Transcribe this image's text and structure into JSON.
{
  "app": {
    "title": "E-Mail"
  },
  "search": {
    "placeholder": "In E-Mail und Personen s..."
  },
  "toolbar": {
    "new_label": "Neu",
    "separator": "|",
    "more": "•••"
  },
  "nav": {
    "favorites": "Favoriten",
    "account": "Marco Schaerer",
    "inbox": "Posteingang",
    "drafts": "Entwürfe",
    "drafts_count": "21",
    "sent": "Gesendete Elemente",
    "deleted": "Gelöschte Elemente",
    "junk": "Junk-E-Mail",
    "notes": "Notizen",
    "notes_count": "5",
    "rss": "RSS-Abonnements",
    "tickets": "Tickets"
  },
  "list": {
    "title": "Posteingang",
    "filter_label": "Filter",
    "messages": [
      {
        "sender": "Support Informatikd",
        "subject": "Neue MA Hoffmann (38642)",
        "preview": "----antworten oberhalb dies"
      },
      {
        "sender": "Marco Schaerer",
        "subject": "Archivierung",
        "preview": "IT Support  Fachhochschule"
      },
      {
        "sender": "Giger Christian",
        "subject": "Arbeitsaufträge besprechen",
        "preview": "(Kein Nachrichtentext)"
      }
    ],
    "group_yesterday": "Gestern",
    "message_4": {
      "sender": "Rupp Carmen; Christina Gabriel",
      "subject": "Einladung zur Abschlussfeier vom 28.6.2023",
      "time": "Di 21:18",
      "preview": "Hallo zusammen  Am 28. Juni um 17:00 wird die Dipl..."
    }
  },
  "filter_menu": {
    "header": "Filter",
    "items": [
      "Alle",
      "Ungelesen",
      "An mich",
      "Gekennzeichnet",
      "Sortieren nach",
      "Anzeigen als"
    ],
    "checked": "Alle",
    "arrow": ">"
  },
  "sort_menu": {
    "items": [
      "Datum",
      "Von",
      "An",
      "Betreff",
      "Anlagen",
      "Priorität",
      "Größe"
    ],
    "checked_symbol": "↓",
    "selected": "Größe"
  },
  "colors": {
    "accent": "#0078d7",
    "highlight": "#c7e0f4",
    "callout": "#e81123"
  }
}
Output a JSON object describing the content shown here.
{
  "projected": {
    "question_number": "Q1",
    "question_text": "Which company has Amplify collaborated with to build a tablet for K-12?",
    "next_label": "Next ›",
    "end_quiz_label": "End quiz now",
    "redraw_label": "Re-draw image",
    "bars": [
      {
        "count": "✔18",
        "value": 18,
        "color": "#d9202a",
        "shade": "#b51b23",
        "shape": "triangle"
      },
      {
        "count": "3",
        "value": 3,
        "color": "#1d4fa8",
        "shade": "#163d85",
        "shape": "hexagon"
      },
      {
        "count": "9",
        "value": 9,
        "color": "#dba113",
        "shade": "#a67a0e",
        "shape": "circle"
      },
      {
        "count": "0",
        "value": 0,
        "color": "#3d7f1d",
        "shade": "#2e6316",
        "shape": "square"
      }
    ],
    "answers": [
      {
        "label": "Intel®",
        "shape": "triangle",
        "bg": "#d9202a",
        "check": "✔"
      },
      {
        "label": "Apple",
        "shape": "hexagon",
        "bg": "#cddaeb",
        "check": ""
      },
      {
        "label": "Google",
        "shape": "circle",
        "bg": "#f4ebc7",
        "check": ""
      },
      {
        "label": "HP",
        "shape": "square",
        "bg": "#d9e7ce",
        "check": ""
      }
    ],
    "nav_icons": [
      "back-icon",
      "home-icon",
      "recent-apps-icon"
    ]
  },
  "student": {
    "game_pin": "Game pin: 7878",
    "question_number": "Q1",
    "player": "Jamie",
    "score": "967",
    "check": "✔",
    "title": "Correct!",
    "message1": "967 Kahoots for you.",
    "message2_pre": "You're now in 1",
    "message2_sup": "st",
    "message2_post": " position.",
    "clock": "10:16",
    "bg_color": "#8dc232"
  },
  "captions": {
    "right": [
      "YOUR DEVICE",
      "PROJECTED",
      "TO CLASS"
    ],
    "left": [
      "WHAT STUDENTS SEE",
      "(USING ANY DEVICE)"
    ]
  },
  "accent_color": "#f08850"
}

The exercise
Search the material above for "Posteingang". Pull out each line where it shows up.

Response
    "inbox": "Posteingang",
    "title": "Posteingang",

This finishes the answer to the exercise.